### Dataset extract
• • • • • • •

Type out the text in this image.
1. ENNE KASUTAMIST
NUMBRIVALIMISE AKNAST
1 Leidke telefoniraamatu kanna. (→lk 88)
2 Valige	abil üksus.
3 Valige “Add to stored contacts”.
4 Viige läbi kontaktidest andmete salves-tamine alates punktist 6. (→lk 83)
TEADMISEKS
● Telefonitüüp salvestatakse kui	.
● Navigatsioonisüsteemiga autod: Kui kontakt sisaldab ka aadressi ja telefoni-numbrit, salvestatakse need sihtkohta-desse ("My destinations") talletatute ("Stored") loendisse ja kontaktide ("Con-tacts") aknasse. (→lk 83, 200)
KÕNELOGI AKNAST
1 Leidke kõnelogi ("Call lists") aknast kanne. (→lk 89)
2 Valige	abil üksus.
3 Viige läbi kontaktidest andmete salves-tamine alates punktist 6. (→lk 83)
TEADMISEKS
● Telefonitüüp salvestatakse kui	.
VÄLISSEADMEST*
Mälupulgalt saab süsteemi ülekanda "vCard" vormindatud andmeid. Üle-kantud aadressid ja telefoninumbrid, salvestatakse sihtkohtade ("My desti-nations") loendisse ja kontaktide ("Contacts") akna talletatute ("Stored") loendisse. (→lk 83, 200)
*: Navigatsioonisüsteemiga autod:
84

• • • • • • •

### Exercise goal
Quote the listing in full, please, keeping every line exact.

### Response to the task
Type out the text in this image.
1. ENNE KASUTAMIST
NUMBRIVALIMISE AKNAST
1 Leidke telefoniraamatu kanna. (→lk 88)
2 Valige	abil üksus.
3 Valige “Add to stored contacts”.
4 Viige läbi kontaktidest andmete salves-tamine alates punktist 6. (→lk 83)
TEADMISEKS
● Telefonitüüp salvestatakse kui	.
● Navigatsioonisüsteemiga autod: Kui kontakt sisaldab ka aadressi ja telefoni-numbrit, salvestatakse need sihtkohta-desse ("My destinations") talletatute ("Stored") loendisse ja kontaktide ("Con-tacts") aknasse. (→lk 83, 200)
KÕNELOGI AKNAST
1 Leidke kõnelogi ("Call lists") aknast kanne. (→lk 89)
2 Valige	abil üksus.
3 Viige läbi kontaktidest andmete salves-tamine alates punktist 6. (→lk 83)
TEADMISEKS
● Telefonitüüp salvestatakse kui	.
VÄLISSEADMEST*
Mälupulgalt saab süsteemi ülekanda "vCard" vormindatud andmeid. Üle-kantud aadressid ja telefoninumbrid, salvestatakse sihtkohtade ("My desti-nations") loendisse ja kontaktide ("Contacts") akna talletatute ("Stored") loendisse. (→lk 83, 200)
*: Navigatsioonisüsteemiga autod:
84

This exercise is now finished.